» INSTRUCTIONS FOR THE TASK
Copy out the listing exactly.

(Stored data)
────────────────
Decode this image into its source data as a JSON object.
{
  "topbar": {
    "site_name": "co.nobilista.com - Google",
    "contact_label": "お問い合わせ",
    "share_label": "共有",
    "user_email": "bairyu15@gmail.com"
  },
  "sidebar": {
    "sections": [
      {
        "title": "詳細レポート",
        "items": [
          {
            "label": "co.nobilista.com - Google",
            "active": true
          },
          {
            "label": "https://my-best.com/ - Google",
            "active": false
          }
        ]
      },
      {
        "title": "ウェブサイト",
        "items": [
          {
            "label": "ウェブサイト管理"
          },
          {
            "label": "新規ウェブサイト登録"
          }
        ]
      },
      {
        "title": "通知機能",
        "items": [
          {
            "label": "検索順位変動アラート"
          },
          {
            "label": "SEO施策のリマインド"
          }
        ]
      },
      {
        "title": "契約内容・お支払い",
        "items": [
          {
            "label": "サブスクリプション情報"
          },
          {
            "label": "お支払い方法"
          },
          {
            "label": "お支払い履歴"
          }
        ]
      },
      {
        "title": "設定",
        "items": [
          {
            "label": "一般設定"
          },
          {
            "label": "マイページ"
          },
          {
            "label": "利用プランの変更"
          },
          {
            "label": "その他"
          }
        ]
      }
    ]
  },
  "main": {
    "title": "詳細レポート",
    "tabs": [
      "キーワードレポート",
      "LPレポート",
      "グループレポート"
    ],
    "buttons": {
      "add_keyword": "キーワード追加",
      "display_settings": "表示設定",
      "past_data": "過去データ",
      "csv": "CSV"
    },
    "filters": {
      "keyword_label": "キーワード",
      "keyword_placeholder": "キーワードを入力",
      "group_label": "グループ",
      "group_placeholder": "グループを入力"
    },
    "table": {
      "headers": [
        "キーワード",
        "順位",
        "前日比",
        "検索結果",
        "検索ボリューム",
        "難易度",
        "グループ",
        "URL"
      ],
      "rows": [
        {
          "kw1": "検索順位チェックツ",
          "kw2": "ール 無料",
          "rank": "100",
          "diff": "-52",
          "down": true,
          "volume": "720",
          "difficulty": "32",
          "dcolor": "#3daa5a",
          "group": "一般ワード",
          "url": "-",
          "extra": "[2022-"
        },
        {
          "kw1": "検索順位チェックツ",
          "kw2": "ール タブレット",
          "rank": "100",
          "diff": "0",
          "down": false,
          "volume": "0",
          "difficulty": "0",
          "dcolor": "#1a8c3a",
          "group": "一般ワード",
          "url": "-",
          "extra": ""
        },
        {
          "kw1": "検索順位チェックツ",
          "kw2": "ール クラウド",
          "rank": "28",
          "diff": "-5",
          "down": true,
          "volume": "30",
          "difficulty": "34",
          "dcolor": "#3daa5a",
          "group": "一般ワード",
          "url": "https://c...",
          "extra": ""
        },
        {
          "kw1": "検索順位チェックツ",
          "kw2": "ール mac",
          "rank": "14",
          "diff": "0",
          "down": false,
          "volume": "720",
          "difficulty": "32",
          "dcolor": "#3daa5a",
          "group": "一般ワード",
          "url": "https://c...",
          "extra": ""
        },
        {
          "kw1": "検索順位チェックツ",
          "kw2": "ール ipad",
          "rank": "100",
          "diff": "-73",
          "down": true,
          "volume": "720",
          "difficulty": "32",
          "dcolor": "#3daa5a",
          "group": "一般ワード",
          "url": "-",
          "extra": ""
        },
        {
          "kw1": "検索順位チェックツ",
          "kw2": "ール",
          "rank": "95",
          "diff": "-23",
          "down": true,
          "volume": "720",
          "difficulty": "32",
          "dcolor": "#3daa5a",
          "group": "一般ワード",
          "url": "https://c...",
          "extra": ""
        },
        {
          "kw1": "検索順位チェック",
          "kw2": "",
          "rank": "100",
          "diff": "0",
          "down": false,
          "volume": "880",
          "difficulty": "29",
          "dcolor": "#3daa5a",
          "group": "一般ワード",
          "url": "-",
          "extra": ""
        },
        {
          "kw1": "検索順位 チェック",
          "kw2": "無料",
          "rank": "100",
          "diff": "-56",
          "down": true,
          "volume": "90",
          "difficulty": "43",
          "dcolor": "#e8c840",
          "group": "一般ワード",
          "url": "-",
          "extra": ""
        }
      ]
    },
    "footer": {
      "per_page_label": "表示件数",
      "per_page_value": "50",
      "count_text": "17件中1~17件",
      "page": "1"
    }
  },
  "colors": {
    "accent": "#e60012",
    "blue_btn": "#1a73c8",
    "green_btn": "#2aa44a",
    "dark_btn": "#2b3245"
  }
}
────────────────
» EXPECTED ANSWER
Decode this image into its source data as a JSON object.
{
  "topbar": {
    "site_name": "co.nobilista.com - Google",
    "contact_label": "お問い合わせ",
    "share_label": "共有",
    "user_email": "bairyu15@gmail.com"
  },
  "sidebar": {
    "sections": [
      {
        "title": "詳細レポート",
        "items": [
          {
            "label": "co.nobilista.com - Google",
            "active": true
          },
          {
            "label": "https://my-best.com/ - Google",
            "active": false
          }
        ]
      },
      {
        "title": "ウェブサイト",
        "items": [
          {
            "label": "ウェブサイト管理"
          },
          {
            "label": "新規ウェブサイト登録"
          }
        ]
      },
      {
        "title": "通知機能",
        "items": [
          {
            "label": "検索順位変動アラート"
          },
          {
            "label": "SEO施策のリマインド"
          }
        ]
      },
      {
        "title": "契約内容・お支払い",
        "items": [
          {
            "label": "サブスクリプション情報"
          },
          {
            "label": "お支払い方法"
          },
          {
            "label": "お支払い履歴"
          }
        ]
      },
      {
        "title": "設定",
        "items": [
          {
            "label": "一般設定"
          },
          {
            "label": "マイページ"
          },
          {
            "label": "利用プランの変更"
          },
          {
            "label": "その他"
          }
        ]
      }
    ]
  },
  "main": {
    "title": "詳細レポート",
    "tabs": [
      "キーワードレポート",
      "LPレポート",
      "グループレポート"
    ],
    "buttons": {
      "add_keyword": "キーワード追加",
      "display_settings": "表示設定",
      "past_data": "過去データ",
      "csv": "CSV"
    },
    "filters": {
      "keyword_label": "キーワード",
      "keyword_placeholder": "キーワードを入力",
      "group_label": "グループ",
      "group_placeholder": "グループを入力"
    },
    "table": {
      "headers": [
        "キーワード",
        "順位",
        "前日比",
        "検索結果",
        "検索ボリューム",
        "難易度",
        "グループ",
        "URL"
      ],
      "rows": [
        {
          "kw1": "検索順位チェックツ",
          "kw2": "ール 無料",
          "rank": "100",
          "diff": "-52",
          "down": true,
          "volume": "720",
          "difficulty": "32",
          "dcolor": "#3daa5a",
          "group": "一般ワード",
          "url": "-",
          "extra": "[2022-"
        },
        {
          "kw1": "検索順位チェックツ",
          "kw2": "ール タブレット",
          "rank": "100",
          "diff": "0",
          "down": false,
          "volume": "0",
          "difficulty": "0",
          "dcolor": "#1a8c3a",
          "group": "一般ワード",
          "url": "-",
          "extra": ""
        },
        {
          "kw1": "検索順位チェックツ",
          "kw2": "ール クラウド",
          "rank": "28",
          "diff": "-5",
          "down": true,
          "volume": "30",
          "difficulty": "34",
          "dcolor": "#3daa5a",
          "group": "一般ワード",
          "url": "https://c...",
          "extra": ""
        },
        {
          "kw1": "検索順位チェックツ",
          "kw2": "ール mac",
          "rank": "14",
          "diff": "0",
          "down": false,
          "volume": "720",
          "difficulty": "32",
          "dcolor": "#3daa5a",
          "group": "一般ワード",
          "url": "https://c...",
          "extra": ""
        },
        {
          "kw1": "検索順位チェックツ",
          "kw2": "ール ipad",
          "rank": "100",
          "diff": "-73",
          "down": true,
          "volume": "720",
          "difficulty": "32",
          "dcolor": "#3daa5a",
          "group": "一般ワード",
          "url": "-",
          "extra": ""
        },
        {
          "kw1": "検索順位チェックツ",
          "kw2": "ール",
          "rank": "95",
          "diff": "-23",
          "down": true,
          "volume": "720",
          "difficulty": "32",
          "dcolor": "#3daa5a",
          "group": "一般ワード",
          "url": "https://c...",
          "extra": ""
        },
        {
          "kw1": "検索順位チェック",
          "kw2": "",
          "rank": "100",
          "diff": "0",
          "down": false,
          "volume": "880",
          "difficulty": "29",
          "dcolor": "#3daa5a",
          "group": "一般ワード",
          "url": "-",
          "extra": ""
        },
        {
          "kw1": "検索順位 チェック",
          "kw2": "無料",
          "rank": "100",
          "diff": "-56",
          "down": true,
          "volume": "90",
          "difficulty": "43",
          "dcolor": "#e8c840",
          "group": "一般ワード",
          "url": "-",
          "extra": ""
        }
      ]
    },
    "footer": {
      "per_page_label": "表示件数",
      "per_page_value": "50",
      "count_text": "17件中1~17件",
      "page": "1"
    }
  },
  "colors": {
    "accent": "#e60012",
    "blue_btn": "#1a73c8",
    "green_btn": "#2aa44a",
    "dark_btn": "#2b3245"
  }
}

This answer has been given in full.